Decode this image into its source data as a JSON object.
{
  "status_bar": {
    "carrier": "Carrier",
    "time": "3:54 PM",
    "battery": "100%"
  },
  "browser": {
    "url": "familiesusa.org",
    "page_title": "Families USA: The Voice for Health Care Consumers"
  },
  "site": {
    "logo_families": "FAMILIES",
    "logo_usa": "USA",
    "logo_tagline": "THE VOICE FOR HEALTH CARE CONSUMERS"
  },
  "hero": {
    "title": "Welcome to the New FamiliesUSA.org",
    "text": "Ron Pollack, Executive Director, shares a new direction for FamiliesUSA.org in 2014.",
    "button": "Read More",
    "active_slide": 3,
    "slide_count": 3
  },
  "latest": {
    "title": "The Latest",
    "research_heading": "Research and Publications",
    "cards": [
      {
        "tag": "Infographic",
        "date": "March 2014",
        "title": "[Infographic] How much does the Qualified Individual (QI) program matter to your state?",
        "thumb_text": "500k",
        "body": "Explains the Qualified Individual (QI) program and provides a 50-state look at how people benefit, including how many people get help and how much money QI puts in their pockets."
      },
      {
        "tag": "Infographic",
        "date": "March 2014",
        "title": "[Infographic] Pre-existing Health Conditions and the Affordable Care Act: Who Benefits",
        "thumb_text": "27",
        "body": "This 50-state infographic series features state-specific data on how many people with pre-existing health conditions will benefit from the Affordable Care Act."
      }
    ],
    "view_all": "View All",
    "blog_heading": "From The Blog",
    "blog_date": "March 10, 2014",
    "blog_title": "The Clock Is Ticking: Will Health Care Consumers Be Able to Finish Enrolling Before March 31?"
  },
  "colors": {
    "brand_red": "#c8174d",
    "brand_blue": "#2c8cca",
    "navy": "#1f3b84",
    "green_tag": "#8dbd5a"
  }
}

|---|

Task goal: Restate the data above exactly, keeping each word as it stands.

The result:
Decode this image into its source data as a JSON object.
{
  "status_bar": {
    "carrier": "Carrier",
    "time": "3:54 PM",
    "battery": "100%"
  },
  "browser": {
    "url": "familiesusa.org",
    "page_title": "Families USA: The Voice for Health Care Consumers"
  },
  "site": {
    "logo_families": "FAMILIES",
    "logo_usa": "USA",
    "logo_tagline": "THE VOICE FOR HEALTH CARE CONSUMERS"
  },
  "hero": {
    "title": "Welcome to the New FamiliesUSA.org",
    "text": "Ron Pollack, Executive Director, shares a new direction for FamiliesUSA.org in 2014.",
    "button": "Read More",
    "active_slide": 3,
    "slide_count": 3
  },
  "latest": {
    "title": "The Latest",
    "research_heading": "Research and Publications",
    "cards": [
      {
        "tag": "Infographic",
        "date": "March 2014",
        "title": "[Infographic] How much does the Qualified Individual (QI) program matter to your state?",
        "thumb_text": "500k",
        "body": "Explains the Qualified Individual (QI) program and provides a 50-state look at how people benefit, including how many people get help and how much money QI puts in their pockets."
      },
      {
        "tag": "Infographic",
        "date": "March 2014",
        "title": "[Infographic] Pre-existing Health Conditions and the Affordable Care Act: Who Benefits",
        "thumb_text": "27",
        "body": "This 50-state infographic series features state-specific data on how many people with pre-existing health conditions will benefit from the Affordable Care Act."
      }
    ],
    "view_all": "View All",
    "blog_heading": "From The Blog",
    "blog_date": "March 10, 2014",
    "blog_title": "The Clock Is Ticking: Will Health Care Consumers Be Able to Finish Enrolling Before March 31?"
  },
  "colors": {
    "brand_red": "#c8174d",
    "brand_blue": "#2c8cca",
    "navy": "#1f3b84",
    "green_tag": "#8dbd5a"
  }
}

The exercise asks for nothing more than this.